## START PAGE TEXT

Spring 2020

In Other Words

By Todd Christopher

Reimagining park brochures for blind visitors.

Two neatly arranged rows of folded park brochures line the wall of Michele Hartley’s office, hanging from lengths of photo display wire like laundry on a clothesline. Their familiar black-and-white title bars bear the names of nearly 100 national park sites, from African Burial Ground National Monument in New York to Yosemite National Park in California. For Hartley, the brochures are neither keepsakes from visits past nor inspiration for trips yet to be planned. Rather, they are works in progress — print brochures being reimagined as brochures for the blind.

“One of the most common pieces of media that everyone gets in a park is a brochure. People take them home. They’re souvenirs,” said Hartley, the accessibility coordinator at Harpers Ferry Center, the media center of the National Park Service. “If you’re blind or have low vision, you don’t get that one piece of information that everyone gets that’s a snapshot of the park, that tells you why it’s special, and tells you where you can go and what you can do. So, we needed to work on that.”

In her role with the Park Service, Hartley strives to ensure that the products she and her colleagues create — from wayside exhibits to printed materials — are available to and usable by people with disabilities. In 2014, those efforts took a big step forward with the inception of the UniDescription Project, or UniD, a collaboration between the Park Service and the University of Hawai’i at Mānoa focused on using mobile technologies to improve accessibility. Their first order of business: revisiting those iconic brochures.

Since 1977, when acclaimed designer Massimo Vignelli introduced the so-called “Unigrid” system, national park brochures have been standardized, with a layout that is both instantly recognizable and highly usable — at least by sighted visitors. Though Braille versions of many of the brochures have been created, they serve only a small and declining segment of the population. For UniD, the key to the evolution of the brochure is audio description, a translation of visual materials into audible ones. It is to people who are blind or have low vision what captioning is to people who are deaf or hard of hearing.

## END PAGE TEXT
## START SOURCE DATA

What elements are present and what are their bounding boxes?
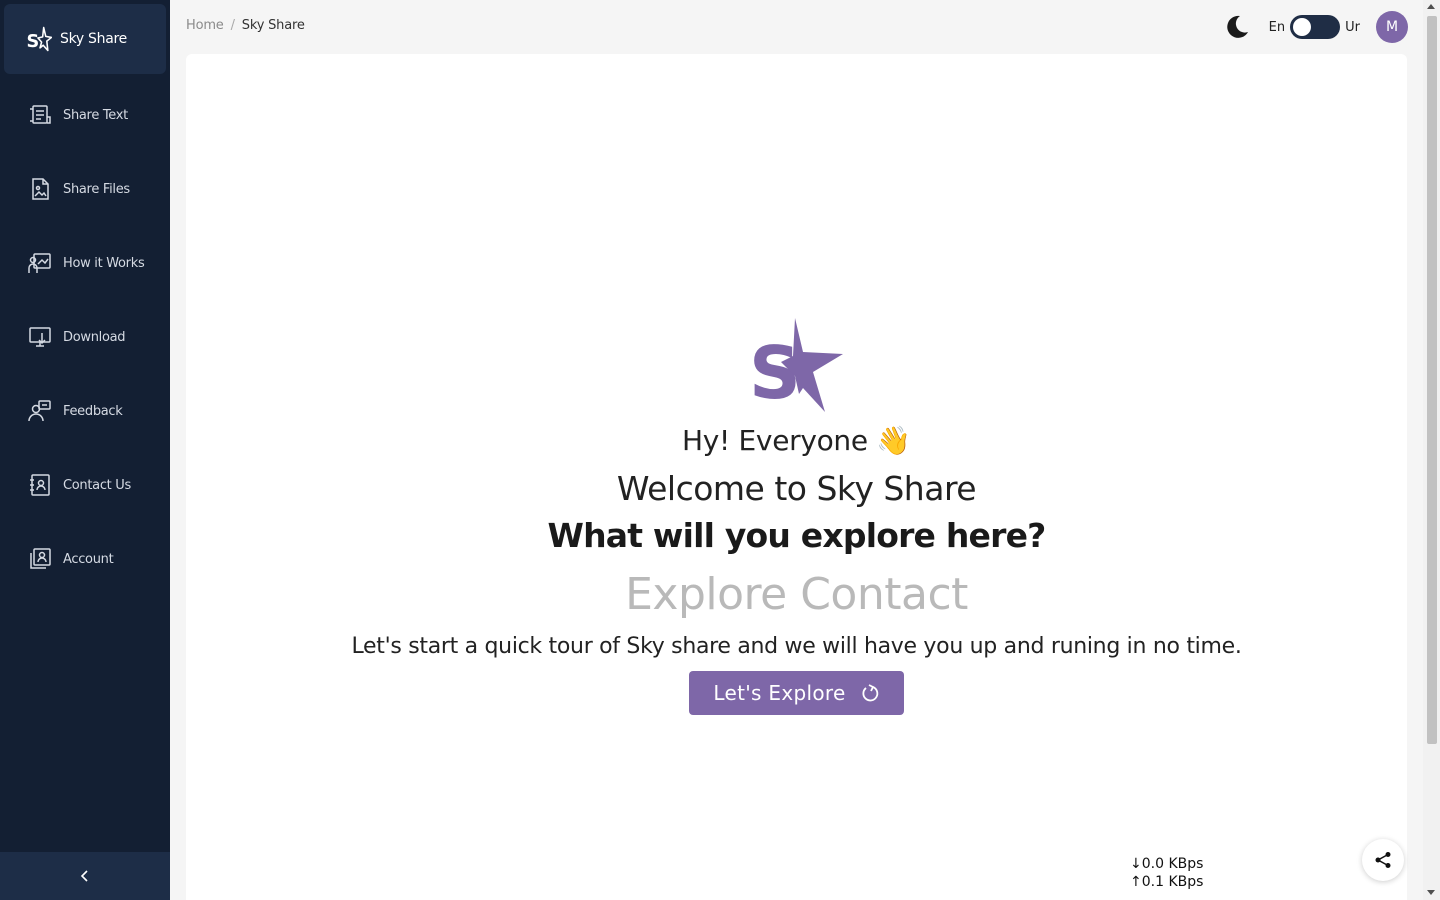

## END SOURCE DATA

▸ **WHAT IS BEING ASKED**
In the article on park brochures for blind visitors, what year did Massimo Vignelli introduce the Unigrid system?

▸ **WRITTEN ANSWER**
1977